== WHAT YOU NEED TO DO ==
Nothing should be left out: output all of the entries exactly.

== GIVEN DATA ==

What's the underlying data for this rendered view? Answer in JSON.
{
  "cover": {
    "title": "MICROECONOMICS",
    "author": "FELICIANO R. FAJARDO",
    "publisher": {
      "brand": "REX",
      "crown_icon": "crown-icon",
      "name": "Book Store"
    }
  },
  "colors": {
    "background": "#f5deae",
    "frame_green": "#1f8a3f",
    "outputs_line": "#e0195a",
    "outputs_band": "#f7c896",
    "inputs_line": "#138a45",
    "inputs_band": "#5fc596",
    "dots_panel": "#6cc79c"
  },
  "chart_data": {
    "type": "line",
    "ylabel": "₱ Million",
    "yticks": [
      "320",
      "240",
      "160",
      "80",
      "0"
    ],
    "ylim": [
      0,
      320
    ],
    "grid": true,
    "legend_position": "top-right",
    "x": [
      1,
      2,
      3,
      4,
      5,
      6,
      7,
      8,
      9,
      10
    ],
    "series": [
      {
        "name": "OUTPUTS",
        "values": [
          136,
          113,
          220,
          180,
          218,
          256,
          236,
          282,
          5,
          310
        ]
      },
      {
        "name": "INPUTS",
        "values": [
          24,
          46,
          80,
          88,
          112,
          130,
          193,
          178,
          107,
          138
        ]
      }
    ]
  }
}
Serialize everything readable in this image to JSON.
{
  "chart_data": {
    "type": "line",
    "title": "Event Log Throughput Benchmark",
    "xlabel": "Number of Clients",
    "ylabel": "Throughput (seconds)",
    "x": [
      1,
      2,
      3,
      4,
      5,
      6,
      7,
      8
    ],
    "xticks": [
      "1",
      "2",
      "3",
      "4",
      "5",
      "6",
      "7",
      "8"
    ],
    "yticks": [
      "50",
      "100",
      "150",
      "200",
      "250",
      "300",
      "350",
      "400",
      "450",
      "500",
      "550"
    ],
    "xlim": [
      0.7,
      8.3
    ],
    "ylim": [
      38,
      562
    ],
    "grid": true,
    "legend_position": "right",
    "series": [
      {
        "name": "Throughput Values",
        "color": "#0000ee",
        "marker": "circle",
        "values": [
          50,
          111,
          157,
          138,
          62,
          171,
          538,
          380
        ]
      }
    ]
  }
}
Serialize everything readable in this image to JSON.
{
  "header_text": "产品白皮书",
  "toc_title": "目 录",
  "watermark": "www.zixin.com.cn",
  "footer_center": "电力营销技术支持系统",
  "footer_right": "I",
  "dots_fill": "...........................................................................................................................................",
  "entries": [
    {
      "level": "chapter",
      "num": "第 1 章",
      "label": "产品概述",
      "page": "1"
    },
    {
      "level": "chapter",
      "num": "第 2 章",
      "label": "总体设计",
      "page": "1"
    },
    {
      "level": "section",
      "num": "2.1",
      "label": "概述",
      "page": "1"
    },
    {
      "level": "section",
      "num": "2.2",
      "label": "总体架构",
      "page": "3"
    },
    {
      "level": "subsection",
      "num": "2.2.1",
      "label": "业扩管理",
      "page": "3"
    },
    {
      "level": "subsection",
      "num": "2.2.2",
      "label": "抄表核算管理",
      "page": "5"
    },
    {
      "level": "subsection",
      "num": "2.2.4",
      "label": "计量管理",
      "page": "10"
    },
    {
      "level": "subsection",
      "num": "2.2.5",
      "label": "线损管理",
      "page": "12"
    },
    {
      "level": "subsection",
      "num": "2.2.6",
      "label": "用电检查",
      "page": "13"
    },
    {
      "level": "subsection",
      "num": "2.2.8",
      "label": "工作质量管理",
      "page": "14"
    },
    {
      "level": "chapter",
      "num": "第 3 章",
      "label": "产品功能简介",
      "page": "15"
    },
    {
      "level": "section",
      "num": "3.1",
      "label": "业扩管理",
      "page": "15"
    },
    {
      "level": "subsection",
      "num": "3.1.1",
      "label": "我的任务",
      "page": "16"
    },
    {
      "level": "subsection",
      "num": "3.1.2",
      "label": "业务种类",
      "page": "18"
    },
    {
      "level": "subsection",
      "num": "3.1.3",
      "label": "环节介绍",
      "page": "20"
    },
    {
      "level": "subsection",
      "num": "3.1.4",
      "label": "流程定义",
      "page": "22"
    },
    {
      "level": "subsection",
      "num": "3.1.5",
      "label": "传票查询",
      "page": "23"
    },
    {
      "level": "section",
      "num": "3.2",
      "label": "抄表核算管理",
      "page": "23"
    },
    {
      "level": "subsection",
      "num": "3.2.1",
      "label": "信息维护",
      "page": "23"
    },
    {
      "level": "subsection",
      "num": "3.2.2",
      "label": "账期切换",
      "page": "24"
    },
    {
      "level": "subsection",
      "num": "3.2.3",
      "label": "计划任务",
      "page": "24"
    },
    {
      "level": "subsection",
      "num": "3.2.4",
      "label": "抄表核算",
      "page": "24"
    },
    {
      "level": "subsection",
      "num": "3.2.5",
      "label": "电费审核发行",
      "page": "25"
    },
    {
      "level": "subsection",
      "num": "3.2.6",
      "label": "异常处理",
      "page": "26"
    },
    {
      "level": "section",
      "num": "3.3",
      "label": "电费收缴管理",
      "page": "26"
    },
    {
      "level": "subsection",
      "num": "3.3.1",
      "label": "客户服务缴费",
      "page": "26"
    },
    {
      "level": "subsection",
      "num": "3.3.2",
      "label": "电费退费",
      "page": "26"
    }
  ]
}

== ANSWER FOR THIS EXERCISE ==
What's the underlying data for this rendered view? Answer in JSON.
{
  "cover": {
    "title": "MICROECONOMICS",
    "author": "FELICIANO R. FAJARDO",
    "publisher": {
      "brand": "REX",
      "crown_icon": "crown-icon",
      "name": "Book Store"
    }
  },
  "colors": {
    "background": "#f5deae",
    "frame_green": "#1f8a3f",
    "outputs_line": "#e0195a",
    "outputs_band": "#f7c896",
    "inputs_line": "#138a45",
    "inputs_band": "#5fc596",
    "dots_panel": "#6cc79c"
  },
  "chart_data": {
    "type": "line",
    "ylabel": "₱ Million",
    "yticks": [
      "320",
      "240",
      "160",
      "80",
      "0"
    ],
    "ylim": [
      0,
      320
    ],
    "grid": true,
    "legend_position": "top-right",
    "x": [
      1,
      2,
      3,
      4,
      5,
      6,
      7,
      8,
      9,
      10
    ],
    "series": [
      {
        "name": "OUTPUTS",
        "values": [
          136,
          113,
          220,
          180,
          218,
          256,
          236,
          282,
          5,
          310
        ]
      },
      {
        "name": "INPUTS",
        "values": [
          24,
          46,
          80,
          88,
          112,
          130,
          193,
          178,
          107,
          138
        ]
      }
    ]
  }
}
Serialize everything readable in this image to JSON.
{
  "chart_data": {
    "type": "line",
    "title": "Event Log Throughput Benchmark",
    "xlabel": "Number of Clients",
    "ylabel": "Throughput (seconds)",
    "x": [
      1,
      2,
      3,
      4,
      5,
      6,
      7,
      8
    ],
    "xticks": [
      "1",
      "2",
      "3",
      "4",
      "5",
      "6",
      "7",
      "8"
    ],
    "yticks": [
      "50",
      "100",
      "150",
      "200",
      "250",
      "300",
      "350",
      "400",
      "450",
      "500",
      "550"
    ],
    "xlim": [
      0.7,
      8.3
    ],
    "ylim": [
      38,
      562
    ],
    "grid": true,
    "legend_position": "right",
    "series": [
      {
        "name": "Throughput Values",
        "color": "#0000ee",
        "marker": "circle",
        "values": [
          50,
          111,
          157,
          138,
          62,
          171,
          538,
          380
        ]
      }
    ]
  }
}
Serialize everything readable in this image to JSON.
{
  "header_text": "产品白皮书",
  "toc_title": "目 录",
  "watermark": "www.zixin.com.cn",
  "footer_center": "电力营销技术支持系统",
  "footer_right": "I",
  "dots_fill": "...........................................................................................................................................",
  "entries": [
    {
      "level": "chapter",
      "num": "第 1 章",
      "label": "产品概述",
      "page": "1"
    },
    {
      "level": "chapter",
      "num": "第 2 章",
      "label": "总体设计",
      "page": "1"
    },
    {
      "level": "section",
      "num": "2.1",
      "label": "概述",
      "page": "1"
    },
    {
      "level": "section",
      "num": "2.2",
      "label": "总体架构",
      "page": "3"
    },
    {
      "level": "subsection",
      "num": "2.2.1",
      "label": "业扩管理",
      "page": "3"
    },
    {
      "level": "subsection",
      "num": "2.2.2",
      "label": "抄表核算管理",
      "page": "5"
    },
    {
      "level": "subsection",
      "num": "2.2.4",
      "label": "计量管理",
      "page": "10"
    },
    {
      "level": "subsection",
      "num": "2.2.5",
      "label": "线损管理",
      "page": "12"
    },
    {
      "level": "subsection",
      "num": "2.2.6",
      "label": "用电检查",
      "page": "13"
    },
    {
      "level": "subsection",
      "num": "2.2.8",
      "label": "工作质量管理",
      "page": "14"
    },
    {
      "level": "chapter",
      "num": "第 3 章",
      "label": "产品功能简介",
      "page": "15"
    },
    {
      "level": "section",
      "num": "3.1",
      "label": "业扩管理",
      "page": "15"
    },
    {
      "level": "subsection",
      "num": "3.1.1",
      "label": "我的任务",
      "page": "16"
    },
    {
      "level": "subsection",
      "num": "3.1.2",
      "label": "业务种类",
      "page": "18"
    },
    {
      "level": "subsection",
      "num": "3.1.3",
      "label": "环节介绍",
      "page": "20"
    },
    {
      "level": "subsection",
      "num": "3.1.4",
      "label": "流程定义",
      "page": "22"
    },
    {
      "level": "subsection",
      "num": "3.1.5",
      "label": "传票查询",
      "page": "23"
    },
    {
      "level": "section",
      "num": "3.2",
      "label": "抄表核算管理",
      "page": "23"
    },
    {
      "level": "subsection",
      "num": "3.2.1",
      "label": "信息维护",
      "page": "23"
    },
    {
      "level": "subsection",
      "num": "3.2.2",
      "label": "账期切换",
      "page": "24"
    },
    {
      "level": "subsection",
      "num": "3.2.3",
      "label": "计划任务",
      "page": "24"
    },
    {
      "level": "subsection",
      "num": "3.2.4",
      "label": "抄表核算",
      "page": "24"
    },
    {
      "level": "subsection",
      "num": "3.2.5",
      "label": "电费审核发行",
      "page": "25"
    },
    {
      "level": "subsection",
      "num": "3.2.6",
      "label": "异常处理",
      "page": "26"
    },
    {
      "level": "section",
      "num": "3.3",
      "label": "电费收缴管理",
      "page": "26"
    },
    {
      "level": "subsection",
      "num": "3.3.1",
      "label": "客户服务缴费",
      "page": "26"
    },
    {
      "level": "subsection",
      "num": "3.3.2",
      "label": "电费退费",
      "page": "26"
    }
  ]
}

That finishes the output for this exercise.